[start]
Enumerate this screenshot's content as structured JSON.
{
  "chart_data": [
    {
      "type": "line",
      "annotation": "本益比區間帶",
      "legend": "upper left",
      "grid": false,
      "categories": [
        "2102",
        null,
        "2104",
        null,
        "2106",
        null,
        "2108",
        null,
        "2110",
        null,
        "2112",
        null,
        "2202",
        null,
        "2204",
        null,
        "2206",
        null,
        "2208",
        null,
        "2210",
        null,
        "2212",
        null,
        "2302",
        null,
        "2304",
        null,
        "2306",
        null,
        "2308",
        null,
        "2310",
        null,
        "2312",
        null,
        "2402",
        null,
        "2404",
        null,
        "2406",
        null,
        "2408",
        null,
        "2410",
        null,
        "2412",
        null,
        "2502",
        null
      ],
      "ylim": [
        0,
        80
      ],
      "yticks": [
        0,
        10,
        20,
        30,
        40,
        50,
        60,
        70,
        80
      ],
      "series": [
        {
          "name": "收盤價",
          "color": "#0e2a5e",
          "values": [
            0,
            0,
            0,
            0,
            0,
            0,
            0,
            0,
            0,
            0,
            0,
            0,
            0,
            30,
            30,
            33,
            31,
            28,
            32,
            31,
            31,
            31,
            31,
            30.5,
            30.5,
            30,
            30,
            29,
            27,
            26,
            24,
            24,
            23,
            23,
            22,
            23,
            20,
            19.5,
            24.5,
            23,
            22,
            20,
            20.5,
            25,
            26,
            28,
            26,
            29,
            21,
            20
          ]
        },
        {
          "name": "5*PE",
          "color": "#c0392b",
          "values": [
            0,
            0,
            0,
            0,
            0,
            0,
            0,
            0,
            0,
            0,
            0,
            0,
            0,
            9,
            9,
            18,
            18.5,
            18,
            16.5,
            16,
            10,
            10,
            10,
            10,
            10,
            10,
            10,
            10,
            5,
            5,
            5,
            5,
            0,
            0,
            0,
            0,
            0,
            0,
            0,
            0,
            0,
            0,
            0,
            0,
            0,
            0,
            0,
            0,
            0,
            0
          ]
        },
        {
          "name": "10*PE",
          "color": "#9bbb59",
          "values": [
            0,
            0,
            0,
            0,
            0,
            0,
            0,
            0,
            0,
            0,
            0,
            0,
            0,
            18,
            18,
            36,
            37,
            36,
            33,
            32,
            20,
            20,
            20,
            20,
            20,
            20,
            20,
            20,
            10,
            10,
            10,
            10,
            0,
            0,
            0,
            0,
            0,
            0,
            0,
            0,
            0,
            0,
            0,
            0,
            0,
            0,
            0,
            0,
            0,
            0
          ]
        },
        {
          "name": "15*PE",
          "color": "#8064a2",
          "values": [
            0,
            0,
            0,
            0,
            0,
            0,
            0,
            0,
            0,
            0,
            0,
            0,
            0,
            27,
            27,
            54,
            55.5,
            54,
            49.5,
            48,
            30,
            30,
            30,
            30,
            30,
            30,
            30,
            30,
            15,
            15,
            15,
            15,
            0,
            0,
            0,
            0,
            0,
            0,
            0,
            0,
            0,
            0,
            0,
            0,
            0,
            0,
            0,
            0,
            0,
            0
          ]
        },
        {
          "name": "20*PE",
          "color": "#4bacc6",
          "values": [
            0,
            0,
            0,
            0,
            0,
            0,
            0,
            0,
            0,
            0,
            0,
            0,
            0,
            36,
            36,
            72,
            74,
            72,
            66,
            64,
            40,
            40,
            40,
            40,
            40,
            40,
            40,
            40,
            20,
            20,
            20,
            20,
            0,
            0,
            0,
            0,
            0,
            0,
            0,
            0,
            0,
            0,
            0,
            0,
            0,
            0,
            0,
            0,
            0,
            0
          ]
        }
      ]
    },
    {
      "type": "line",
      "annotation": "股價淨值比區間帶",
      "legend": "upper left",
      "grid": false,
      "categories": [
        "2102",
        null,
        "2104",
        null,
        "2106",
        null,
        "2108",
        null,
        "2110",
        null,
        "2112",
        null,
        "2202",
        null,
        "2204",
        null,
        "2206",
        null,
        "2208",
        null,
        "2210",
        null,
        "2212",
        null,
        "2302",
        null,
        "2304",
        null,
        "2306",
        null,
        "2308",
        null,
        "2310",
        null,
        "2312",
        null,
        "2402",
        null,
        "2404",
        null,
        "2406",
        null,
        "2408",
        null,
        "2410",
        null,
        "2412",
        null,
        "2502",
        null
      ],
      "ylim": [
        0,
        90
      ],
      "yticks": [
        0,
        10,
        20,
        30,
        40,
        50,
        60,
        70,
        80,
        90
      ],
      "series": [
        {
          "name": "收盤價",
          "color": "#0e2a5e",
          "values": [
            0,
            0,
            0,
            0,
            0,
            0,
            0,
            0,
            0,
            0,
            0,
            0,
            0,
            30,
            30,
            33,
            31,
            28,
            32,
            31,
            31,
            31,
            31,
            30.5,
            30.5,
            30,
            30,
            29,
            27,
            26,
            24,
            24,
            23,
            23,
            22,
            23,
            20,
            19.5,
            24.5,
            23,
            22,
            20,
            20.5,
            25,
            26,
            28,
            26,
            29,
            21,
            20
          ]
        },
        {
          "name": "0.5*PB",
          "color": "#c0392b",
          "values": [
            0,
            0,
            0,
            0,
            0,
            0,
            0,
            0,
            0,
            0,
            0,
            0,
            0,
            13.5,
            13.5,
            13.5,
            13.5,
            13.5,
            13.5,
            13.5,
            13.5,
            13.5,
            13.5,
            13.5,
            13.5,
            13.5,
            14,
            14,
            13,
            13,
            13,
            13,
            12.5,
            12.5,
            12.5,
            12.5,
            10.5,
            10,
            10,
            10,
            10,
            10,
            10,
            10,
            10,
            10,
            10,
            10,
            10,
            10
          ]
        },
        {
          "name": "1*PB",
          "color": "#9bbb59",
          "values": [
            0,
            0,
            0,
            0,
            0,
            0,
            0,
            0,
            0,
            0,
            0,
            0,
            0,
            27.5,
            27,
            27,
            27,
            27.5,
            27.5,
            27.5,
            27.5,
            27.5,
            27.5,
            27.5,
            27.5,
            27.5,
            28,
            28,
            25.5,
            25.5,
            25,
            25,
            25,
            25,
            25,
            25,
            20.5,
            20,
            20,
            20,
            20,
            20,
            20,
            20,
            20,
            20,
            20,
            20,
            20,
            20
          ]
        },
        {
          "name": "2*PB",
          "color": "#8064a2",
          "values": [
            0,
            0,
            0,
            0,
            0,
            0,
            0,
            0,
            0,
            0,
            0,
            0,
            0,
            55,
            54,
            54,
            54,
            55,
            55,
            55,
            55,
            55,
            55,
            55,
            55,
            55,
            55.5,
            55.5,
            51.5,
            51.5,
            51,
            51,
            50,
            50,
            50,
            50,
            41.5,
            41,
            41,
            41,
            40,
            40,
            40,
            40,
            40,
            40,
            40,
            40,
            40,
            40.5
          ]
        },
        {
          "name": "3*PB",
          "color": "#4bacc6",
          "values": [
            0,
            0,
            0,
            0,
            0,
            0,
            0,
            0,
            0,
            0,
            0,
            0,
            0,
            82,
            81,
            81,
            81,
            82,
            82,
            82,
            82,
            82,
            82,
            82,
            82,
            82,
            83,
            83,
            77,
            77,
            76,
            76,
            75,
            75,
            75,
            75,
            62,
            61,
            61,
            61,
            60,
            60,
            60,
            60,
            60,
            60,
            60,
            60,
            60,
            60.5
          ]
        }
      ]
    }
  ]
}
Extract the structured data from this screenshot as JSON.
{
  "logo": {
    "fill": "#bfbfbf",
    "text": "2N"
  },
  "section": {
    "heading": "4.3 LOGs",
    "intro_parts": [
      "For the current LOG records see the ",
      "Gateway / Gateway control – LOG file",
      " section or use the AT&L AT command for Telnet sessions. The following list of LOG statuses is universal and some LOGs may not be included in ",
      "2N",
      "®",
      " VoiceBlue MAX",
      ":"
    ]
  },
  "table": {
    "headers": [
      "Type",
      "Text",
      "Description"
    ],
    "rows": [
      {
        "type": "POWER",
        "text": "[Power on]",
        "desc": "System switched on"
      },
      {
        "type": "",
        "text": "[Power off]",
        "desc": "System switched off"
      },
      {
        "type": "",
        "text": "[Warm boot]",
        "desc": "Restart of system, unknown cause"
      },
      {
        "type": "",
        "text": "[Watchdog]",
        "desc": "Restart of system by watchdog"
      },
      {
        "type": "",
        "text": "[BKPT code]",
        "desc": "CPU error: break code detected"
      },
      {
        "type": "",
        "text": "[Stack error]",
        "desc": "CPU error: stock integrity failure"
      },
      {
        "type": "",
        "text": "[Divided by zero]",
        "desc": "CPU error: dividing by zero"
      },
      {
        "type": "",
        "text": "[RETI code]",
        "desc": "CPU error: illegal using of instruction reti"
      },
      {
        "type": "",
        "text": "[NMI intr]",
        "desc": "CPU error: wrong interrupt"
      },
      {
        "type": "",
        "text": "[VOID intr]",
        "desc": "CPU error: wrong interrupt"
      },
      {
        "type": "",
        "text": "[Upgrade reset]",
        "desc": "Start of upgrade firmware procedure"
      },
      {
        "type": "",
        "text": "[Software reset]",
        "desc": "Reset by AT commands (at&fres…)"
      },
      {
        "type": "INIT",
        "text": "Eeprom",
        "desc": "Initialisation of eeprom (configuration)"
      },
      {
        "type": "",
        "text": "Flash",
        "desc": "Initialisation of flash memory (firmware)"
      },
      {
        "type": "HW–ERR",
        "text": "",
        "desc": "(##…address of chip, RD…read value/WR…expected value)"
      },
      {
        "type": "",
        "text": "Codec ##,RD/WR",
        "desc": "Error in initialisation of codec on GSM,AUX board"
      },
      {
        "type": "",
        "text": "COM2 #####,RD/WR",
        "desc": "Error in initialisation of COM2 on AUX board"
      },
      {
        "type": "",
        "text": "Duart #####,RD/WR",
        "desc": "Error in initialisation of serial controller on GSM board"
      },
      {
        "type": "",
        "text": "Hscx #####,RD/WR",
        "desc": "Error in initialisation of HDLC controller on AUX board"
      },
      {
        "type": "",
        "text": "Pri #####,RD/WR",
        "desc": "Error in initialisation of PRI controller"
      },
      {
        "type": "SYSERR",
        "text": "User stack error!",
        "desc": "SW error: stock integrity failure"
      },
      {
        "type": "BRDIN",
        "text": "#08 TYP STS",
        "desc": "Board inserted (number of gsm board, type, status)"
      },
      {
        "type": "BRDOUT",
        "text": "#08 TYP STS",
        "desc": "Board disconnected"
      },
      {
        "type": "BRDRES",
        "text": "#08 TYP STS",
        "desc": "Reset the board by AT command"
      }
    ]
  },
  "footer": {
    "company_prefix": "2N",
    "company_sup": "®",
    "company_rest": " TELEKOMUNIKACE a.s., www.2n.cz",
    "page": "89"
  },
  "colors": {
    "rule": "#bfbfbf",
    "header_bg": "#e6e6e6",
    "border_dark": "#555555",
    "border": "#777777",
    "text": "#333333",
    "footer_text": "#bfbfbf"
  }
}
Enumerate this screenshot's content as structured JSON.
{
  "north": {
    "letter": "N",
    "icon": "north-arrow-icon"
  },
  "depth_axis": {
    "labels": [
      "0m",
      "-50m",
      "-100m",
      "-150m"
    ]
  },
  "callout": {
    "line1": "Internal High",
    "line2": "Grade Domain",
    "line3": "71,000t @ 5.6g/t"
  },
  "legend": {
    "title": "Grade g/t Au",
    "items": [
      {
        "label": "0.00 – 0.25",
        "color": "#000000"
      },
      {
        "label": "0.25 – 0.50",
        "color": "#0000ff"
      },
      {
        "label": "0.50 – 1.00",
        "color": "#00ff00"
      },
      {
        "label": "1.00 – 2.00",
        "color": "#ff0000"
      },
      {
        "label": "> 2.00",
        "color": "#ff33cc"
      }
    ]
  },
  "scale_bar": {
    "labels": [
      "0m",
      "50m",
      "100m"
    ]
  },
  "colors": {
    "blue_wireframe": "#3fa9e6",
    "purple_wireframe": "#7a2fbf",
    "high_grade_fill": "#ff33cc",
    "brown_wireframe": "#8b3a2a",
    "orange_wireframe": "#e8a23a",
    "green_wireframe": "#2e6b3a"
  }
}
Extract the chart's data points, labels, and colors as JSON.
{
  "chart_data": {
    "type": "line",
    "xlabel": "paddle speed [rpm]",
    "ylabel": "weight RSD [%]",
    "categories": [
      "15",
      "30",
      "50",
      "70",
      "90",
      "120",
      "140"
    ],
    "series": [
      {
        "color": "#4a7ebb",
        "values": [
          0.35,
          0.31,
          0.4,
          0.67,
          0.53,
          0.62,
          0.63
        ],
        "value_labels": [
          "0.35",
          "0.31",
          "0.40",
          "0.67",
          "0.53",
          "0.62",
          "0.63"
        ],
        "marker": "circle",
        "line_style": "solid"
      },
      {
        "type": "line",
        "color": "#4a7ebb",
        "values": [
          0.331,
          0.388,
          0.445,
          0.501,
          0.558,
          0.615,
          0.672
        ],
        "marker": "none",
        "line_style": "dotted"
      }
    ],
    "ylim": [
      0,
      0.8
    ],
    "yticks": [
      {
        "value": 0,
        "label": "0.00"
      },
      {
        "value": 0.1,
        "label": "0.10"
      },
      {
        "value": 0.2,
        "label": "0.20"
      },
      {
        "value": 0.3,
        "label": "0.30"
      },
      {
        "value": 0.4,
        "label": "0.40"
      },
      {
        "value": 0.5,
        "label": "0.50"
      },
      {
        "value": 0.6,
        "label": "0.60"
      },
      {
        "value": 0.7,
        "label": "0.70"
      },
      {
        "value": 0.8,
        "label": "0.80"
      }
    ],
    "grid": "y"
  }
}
[end]
Exercise objective: Examine the entries and report how many of their lines contain the string "annotation", giving no more than the number.

Solution to the exercise: 2